(Dataset items)
-- start --

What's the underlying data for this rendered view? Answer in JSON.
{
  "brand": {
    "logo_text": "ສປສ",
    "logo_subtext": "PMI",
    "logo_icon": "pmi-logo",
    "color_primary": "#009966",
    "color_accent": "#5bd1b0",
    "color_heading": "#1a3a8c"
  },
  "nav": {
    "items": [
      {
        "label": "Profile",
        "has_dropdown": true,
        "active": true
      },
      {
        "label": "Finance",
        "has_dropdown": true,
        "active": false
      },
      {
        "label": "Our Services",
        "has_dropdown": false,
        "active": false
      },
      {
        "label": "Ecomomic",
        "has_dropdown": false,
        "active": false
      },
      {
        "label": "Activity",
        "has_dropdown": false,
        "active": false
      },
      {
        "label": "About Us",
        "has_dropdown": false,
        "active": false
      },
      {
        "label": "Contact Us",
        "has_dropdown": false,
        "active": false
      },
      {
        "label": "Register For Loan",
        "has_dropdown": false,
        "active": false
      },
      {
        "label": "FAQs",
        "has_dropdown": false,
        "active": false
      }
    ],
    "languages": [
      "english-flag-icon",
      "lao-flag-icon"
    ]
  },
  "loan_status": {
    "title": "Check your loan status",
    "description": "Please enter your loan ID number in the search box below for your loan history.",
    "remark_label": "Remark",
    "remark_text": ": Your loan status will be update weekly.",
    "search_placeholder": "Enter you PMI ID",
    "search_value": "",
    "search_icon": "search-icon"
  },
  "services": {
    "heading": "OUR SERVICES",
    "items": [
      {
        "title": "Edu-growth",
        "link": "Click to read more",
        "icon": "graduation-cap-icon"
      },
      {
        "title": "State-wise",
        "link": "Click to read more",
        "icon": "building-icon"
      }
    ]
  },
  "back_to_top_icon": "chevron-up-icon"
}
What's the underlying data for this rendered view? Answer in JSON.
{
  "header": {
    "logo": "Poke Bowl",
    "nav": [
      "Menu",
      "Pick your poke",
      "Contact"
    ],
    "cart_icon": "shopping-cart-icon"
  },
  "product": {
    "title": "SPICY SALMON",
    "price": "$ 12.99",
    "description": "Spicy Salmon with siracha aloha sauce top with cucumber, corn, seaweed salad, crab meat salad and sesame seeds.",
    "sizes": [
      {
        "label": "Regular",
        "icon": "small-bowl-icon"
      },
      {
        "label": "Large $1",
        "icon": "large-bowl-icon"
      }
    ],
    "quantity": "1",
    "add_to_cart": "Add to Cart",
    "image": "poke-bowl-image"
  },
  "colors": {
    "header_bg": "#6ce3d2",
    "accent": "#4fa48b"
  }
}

-- end --

DIRECTIONS:
Every entry should be output exactly as written, please.

WRITTEN SOLUTION:
What's the underlying data for this rendered view? Answer in JSON.
{
  "brand": {
    "logo_text": "ສປສ",
    "logo_subtext": "PMI",
    "logo_icon": "pmi-logo",
    "color_primary": "#009966",
    "color_accent": "#5bd1b0",
    "color_heading": "#1a3a8c"
  },
  "nav": {
    "items": [
      {
        "label": "Profile",
        "has_dropdown": true,
        "active": true
      },
      {
        "label": "Finance",
        "has_dropdown": true,
        "active": false
      },
      {
        "label": "Our Services",
        "has_dropdown": false,
        "active": false
      },
      {
        "label": "Ecomomic",
        "has_dropdown": false,
        "active": false
      },
      {
        "label": "Activity",
        "has_dropdown": false,
        "active": false
      },
      {
        "label": "About Us",
        "has_dropdown": false,
        "active": false
      },
      {
        "label": "Contact Us",
        "has_dropdown": false,
        "active": false
      },
      {
        "label": "Register For Loan",
        "has_dropdown": false,
        "active": false
      },
      {
        "label": "FAQs",
        "has_dropdown": false,
        "active": false
      }
    ],
    "languages": [
      "english-flag-icon",
      "lao-flag-icon"
    ]
  },
  "loan_status": {
    "title": "Check your loan status",
    "description": "Please enter your loan ID number in the search box below for your loan history.",
    "remark_label": "Remark",
    "remark_text": ": Your loan status will be update weekly.",
    "search_placeholder": "Enter you PMI ID",
    "search_value": "",
    "search_icon": "search-icon"
  },
  "services": {
    "heading": "OUR SERVICES",
    "items": [
      {
        "title": "Edu-growth",
        "link": "Click to read more",
        "icon": "graduation-cap-icon"
      },
      {
        "title": "State-wise",
        "link": "Click to read more",
        "icon": "building-icon"
      }
    ]
  },
  "back_to_top_icon": "chevron-up-icon"
}
What's the underlying data for this rendered view? Answer in JSON.
{
  "header": {
    "logo": "Poke Bowl",
    "nav": [
      "Menu",
      "Pick your poke",
      "Contact"
    ],
    "cart_icon": "shopping-cart-icon"
  },
  "product": {
    "title": "SPICY SALMON",
    "price": "$ 12.99",
    "description": "Spicy Salmon with siracha aloha sauce top with cucumber, corn, seaweed salad, crab meat salad and sesame seeds.",
    "sizes": [
      {
        "label": "Regular",
        "icon": "small-bowl-icon"
      },
      {
        "label": "Large $1",
        "icon": "large-bowl-icon"
      }
    ],
    "quantity": "1",
    "add_to_cart": "Add to Cart",
    "image": "poke-bowl-image"
  },
  "colors": {
    "header_bg": "#6ce3d2",
    "accent": "#4fa48b"
  }
}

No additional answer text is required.